JOB
Using the listing below, extract each line that has the word "name" in it.

MATERIAL
———
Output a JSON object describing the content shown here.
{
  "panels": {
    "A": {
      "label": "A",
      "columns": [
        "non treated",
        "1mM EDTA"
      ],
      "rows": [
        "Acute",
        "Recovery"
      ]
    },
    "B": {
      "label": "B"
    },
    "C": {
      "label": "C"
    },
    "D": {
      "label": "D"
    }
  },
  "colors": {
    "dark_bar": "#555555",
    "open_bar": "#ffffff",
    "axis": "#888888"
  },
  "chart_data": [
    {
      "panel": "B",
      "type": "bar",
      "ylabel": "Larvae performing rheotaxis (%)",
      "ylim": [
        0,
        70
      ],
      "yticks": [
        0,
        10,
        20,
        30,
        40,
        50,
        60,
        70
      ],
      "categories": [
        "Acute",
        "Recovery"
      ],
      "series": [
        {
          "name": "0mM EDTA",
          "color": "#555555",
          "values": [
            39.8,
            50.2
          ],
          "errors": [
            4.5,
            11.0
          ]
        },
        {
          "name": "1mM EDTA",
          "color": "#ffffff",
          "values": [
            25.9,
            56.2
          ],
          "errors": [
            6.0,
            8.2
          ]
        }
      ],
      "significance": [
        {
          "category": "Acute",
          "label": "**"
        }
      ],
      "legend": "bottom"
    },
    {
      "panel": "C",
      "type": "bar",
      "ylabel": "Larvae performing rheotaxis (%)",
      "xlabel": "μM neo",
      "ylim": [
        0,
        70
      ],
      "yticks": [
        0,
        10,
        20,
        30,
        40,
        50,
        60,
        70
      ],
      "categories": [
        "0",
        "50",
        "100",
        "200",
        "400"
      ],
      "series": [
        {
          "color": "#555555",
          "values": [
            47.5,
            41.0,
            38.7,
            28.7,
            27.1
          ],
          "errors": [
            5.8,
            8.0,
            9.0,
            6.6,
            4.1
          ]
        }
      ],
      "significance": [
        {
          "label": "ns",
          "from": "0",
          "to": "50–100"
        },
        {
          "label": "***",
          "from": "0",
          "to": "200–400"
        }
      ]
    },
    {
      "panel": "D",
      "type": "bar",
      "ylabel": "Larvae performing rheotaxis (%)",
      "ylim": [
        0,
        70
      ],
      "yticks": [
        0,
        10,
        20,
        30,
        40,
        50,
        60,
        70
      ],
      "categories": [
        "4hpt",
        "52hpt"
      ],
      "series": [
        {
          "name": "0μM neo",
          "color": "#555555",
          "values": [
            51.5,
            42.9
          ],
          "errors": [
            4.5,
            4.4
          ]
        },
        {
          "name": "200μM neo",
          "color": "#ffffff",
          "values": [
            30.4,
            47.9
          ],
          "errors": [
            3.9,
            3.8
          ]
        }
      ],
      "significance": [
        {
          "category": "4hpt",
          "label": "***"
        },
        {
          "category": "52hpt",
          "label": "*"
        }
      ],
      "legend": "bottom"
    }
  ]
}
———
RESULT OF THIS EXERCISE
          "name": "0mM EDTA",
          "name": "1mM EDTA",
          "name": "0μM neo",
          "name": "200μM neo",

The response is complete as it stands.